Records supplied:
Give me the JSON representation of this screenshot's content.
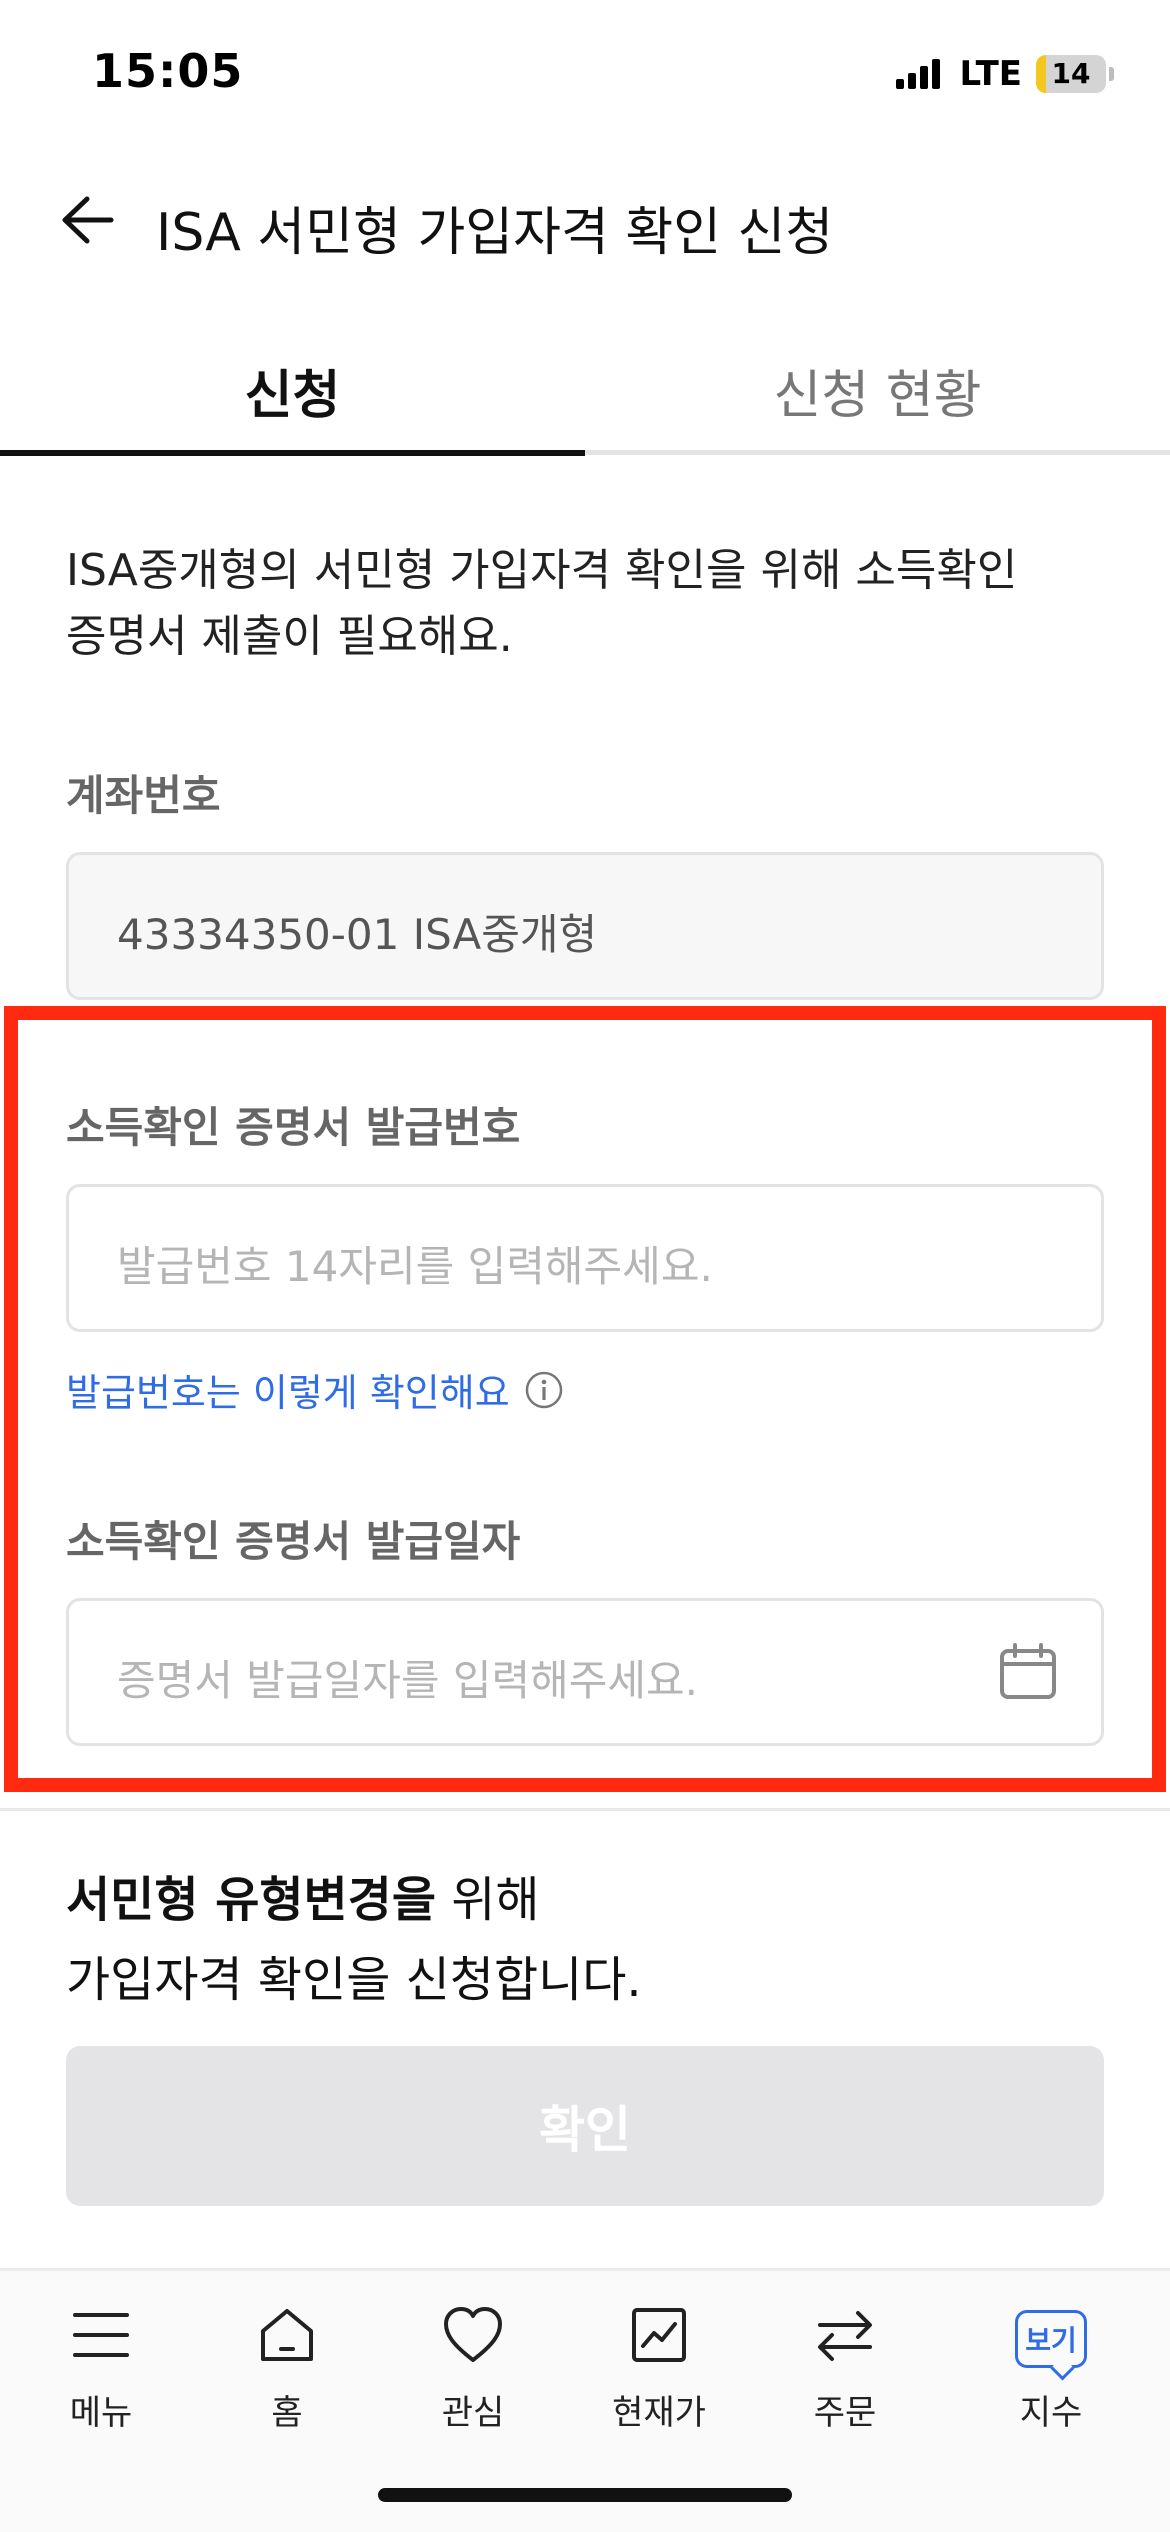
{
  "status_bar": {
    "time": "15:05",
    "network": "LTE",
    "battery": "14",
    "battery_level_percent": 14
  },
  "header": {
    "back_icon": "arrow-left-icon",
    "title": "ISA 서민형 가입자격 확인 신청"
  },
  "tabs": [
    {
      "label": "신청",
      "active": true
    },
    {
      "label": "신청 현황",
      "active": false
    }
  ],
  "intro": {
    "line1": "ISA중개형의 서민형 가입자격 확인을 위해 소득확인",
    "line2": "증명서 제출이 필요해요."
  },
  "account": {
    "label": "계좌번호",
    "value": "43334350-01 ISA중개형"
  },
  "issue_number": {
    "label": "소득확인 증명서 발급번호",
    "placeholder": "발급번호 14자리를 입력해주세요.",
    "help_link": "발급번호는 이렇게 확인해요",
    "help_icon": "info-icon"
  },
  "issue_date": {
    "label": "소득확인 증명서 발급일자",
    "placeholder": "증명서 발급일자를 입력해주세요.",
    "icon": "calendar-icon"
  },
  "notice": {
    "bold": "서민형 유형변경을",
    "rest": " 위해",
    "line2": "가입자격 확인을 신청합니다."
  },
  "confirm_button": {
    "label": "확인",
    "enabled": false
  },
  "colors": {
    "accent_blue": "#2f6ce5",
    "highlight_red": "#ff2a10",
    "disabled_button": "#e4e4e6"
  },
  "bottom_nav": {
    "items": [
      {
        "label": "메뉴",
        "icon": "menu-icon"
      },
      {
        "label": "홈",
        "icon": "home-icon"
      },
      {
        "label": "관심",
        "icon": "heart-icon"
      },
      {
        "label": "현재가",
        "icon": "chart-icon"
      },
      {
        "label": "주문",
        "icon": "swap-arrows-icon"
      },
      {
        "label": "지수",
        "icon": "view-badge-icon",
        "badge": "보기"
      }
    ]
  }
}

Challenge: Select the lines that carry the string "placeholder" and copy them.

Answer for the task:
    "placeholder": "발급번호 14자리를 입력해주세요.",
    "placeholder": "증명서 발급일자를 입력해주세요.",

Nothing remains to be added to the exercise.